■ **What to produce**
Find every line with the word "range". Copy those lines.

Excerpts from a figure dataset

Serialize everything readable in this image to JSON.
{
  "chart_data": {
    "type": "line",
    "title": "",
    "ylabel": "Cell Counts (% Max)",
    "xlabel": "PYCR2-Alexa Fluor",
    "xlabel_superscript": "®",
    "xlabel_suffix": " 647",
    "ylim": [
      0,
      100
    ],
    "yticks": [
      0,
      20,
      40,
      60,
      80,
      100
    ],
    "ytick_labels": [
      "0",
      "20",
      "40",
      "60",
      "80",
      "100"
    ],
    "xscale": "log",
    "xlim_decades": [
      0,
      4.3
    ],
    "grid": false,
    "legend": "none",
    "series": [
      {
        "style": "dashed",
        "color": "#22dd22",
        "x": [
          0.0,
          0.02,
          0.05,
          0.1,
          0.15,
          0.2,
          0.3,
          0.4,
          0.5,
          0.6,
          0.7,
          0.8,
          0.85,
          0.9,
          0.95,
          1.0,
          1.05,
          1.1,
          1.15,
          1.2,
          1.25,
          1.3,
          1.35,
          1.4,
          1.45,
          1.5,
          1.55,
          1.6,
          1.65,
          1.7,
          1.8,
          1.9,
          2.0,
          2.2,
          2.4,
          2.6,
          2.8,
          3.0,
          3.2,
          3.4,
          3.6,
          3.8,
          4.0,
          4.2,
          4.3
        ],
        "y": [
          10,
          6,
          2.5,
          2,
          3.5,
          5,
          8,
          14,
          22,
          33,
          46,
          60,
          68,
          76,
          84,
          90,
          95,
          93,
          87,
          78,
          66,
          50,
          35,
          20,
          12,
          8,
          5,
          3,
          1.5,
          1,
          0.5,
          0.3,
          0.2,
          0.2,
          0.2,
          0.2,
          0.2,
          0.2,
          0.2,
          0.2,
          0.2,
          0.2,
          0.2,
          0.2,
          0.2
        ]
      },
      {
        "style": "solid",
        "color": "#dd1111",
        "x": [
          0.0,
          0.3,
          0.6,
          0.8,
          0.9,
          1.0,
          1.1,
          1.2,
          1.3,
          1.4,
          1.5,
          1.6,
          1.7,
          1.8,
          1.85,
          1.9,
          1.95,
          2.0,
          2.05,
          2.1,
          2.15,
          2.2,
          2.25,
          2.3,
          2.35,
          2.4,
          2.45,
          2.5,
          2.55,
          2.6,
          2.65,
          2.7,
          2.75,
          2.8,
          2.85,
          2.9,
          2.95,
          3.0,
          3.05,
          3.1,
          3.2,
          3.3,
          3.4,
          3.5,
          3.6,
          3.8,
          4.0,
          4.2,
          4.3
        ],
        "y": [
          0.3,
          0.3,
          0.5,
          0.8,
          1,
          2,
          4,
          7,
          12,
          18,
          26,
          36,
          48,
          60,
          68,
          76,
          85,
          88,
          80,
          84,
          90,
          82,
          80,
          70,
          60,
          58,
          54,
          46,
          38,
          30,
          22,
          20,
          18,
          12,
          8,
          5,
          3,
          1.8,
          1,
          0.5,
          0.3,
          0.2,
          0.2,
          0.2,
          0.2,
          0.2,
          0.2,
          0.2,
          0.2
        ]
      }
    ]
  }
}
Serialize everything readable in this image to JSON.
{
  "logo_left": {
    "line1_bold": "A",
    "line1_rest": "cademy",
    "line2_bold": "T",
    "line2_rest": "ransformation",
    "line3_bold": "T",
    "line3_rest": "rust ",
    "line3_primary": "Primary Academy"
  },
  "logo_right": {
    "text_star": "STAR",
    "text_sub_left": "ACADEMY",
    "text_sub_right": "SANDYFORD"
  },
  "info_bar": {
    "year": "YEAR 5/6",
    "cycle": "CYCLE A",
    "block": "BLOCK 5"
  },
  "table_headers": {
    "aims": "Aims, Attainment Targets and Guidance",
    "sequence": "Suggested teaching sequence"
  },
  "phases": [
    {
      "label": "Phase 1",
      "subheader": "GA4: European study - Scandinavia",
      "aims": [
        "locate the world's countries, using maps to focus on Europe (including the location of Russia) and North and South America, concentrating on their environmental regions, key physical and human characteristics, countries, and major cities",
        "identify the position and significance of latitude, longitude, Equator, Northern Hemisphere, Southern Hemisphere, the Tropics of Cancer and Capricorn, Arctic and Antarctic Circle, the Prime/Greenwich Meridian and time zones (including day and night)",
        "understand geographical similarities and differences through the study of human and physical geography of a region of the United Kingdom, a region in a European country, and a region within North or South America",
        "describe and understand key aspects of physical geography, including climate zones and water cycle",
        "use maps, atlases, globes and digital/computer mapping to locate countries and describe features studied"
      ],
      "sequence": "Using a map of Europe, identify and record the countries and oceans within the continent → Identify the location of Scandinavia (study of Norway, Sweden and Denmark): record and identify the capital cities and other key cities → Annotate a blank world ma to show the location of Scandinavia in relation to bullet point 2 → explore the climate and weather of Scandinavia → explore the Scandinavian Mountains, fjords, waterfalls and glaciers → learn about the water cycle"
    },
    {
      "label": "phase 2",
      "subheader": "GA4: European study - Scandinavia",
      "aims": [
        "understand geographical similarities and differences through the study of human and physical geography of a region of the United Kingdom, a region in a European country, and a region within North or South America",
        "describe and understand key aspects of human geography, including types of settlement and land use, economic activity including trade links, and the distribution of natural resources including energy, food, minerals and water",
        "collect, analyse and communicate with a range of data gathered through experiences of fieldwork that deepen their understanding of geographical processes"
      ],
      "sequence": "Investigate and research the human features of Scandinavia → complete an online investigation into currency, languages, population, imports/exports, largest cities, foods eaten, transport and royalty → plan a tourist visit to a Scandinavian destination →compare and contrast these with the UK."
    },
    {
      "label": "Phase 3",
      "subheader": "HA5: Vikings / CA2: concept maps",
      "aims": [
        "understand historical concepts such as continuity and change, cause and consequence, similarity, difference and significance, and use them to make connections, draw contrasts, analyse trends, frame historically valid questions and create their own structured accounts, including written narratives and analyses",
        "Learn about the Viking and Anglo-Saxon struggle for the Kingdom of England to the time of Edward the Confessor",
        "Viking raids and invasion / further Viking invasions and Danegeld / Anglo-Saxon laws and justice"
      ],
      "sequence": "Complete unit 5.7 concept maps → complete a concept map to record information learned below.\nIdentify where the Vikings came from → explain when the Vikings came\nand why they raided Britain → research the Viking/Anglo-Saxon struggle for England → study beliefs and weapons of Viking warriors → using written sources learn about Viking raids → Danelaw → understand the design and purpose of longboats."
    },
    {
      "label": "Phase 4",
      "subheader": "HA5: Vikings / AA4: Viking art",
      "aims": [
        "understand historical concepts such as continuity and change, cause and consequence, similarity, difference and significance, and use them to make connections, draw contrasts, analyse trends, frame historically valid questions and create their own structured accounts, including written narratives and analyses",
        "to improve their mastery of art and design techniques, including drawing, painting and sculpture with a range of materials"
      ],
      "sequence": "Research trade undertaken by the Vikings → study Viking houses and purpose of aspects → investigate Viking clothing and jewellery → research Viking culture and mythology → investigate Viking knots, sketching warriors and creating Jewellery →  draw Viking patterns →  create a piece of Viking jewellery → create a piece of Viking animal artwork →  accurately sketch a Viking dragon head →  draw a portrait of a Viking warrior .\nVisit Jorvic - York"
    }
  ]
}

■ **Correct answer**
        "collect, analyse and communicate with a range of data gathered through experiences of fieldwork that deepen their understanding of geographical processes"
        "to improve their mastery of art and design techniques, including drawing, painting and sculpture with a range of materials"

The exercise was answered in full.